## Begin Record excerpts

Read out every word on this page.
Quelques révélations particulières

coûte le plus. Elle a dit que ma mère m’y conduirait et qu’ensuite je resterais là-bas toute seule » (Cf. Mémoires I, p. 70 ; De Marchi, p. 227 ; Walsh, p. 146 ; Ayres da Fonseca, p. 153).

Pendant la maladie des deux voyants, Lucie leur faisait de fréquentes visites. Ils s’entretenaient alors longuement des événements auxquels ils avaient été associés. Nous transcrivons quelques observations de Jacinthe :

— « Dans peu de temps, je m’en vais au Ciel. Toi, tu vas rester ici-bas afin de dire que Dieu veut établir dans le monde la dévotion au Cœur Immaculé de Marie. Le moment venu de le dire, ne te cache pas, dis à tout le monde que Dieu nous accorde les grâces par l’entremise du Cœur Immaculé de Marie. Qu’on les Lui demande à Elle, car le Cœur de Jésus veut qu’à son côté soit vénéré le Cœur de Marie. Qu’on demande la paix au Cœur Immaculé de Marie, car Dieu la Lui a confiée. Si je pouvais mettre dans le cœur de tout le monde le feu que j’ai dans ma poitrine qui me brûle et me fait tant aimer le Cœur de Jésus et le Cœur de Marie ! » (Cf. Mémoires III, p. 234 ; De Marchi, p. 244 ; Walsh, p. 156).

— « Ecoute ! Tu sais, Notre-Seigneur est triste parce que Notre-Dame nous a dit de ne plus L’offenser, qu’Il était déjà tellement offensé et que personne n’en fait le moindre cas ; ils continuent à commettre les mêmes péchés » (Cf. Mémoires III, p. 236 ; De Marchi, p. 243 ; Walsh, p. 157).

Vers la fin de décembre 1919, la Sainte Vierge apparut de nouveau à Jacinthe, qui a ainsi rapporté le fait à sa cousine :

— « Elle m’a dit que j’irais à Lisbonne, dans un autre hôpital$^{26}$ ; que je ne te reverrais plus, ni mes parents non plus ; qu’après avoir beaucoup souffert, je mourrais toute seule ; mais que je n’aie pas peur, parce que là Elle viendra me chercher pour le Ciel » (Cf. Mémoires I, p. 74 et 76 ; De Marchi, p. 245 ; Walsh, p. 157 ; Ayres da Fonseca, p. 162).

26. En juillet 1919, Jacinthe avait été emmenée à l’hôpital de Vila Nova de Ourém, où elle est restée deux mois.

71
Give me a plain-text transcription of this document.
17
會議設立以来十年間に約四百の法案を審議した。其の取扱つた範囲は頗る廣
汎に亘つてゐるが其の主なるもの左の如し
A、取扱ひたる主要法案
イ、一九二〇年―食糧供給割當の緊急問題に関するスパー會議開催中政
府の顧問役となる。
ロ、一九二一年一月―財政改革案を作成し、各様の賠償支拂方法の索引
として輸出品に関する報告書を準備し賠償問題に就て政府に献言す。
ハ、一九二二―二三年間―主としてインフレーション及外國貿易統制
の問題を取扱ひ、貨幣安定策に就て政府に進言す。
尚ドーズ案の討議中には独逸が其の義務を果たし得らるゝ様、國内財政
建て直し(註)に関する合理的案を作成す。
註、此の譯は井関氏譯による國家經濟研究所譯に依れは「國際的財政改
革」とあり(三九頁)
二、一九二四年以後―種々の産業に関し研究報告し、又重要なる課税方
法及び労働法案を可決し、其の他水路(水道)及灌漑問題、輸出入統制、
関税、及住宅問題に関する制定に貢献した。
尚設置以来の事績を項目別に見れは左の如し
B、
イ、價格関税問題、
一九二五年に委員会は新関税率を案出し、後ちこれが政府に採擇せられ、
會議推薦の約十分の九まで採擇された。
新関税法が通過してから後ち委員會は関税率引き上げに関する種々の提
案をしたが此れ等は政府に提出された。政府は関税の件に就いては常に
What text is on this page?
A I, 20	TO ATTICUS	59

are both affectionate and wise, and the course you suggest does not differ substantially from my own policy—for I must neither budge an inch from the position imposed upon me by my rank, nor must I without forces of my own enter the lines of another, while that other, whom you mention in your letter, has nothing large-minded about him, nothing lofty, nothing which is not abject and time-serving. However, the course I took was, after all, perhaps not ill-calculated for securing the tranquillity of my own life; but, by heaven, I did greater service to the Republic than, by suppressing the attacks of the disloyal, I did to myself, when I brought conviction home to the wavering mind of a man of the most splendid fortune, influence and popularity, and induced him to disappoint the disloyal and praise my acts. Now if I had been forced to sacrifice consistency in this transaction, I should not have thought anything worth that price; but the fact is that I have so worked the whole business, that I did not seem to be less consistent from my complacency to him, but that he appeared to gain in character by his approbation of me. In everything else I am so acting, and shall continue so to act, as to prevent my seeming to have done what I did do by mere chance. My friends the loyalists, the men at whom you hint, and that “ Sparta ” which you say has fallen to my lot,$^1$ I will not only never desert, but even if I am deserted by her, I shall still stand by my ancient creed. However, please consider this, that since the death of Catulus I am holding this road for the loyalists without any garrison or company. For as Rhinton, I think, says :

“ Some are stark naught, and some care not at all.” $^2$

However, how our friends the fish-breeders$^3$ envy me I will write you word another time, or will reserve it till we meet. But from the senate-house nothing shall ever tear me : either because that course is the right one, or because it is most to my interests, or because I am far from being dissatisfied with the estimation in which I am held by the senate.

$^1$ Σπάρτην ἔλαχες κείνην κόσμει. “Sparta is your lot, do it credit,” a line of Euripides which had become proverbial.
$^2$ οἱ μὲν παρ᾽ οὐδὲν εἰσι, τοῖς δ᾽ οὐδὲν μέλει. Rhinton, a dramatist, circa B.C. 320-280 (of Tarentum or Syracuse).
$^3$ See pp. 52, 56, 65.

## End Record excerpts

From the material above, copy each line that includes the word "text".

Give me a plain-text transcription of this document.
What text is on this page?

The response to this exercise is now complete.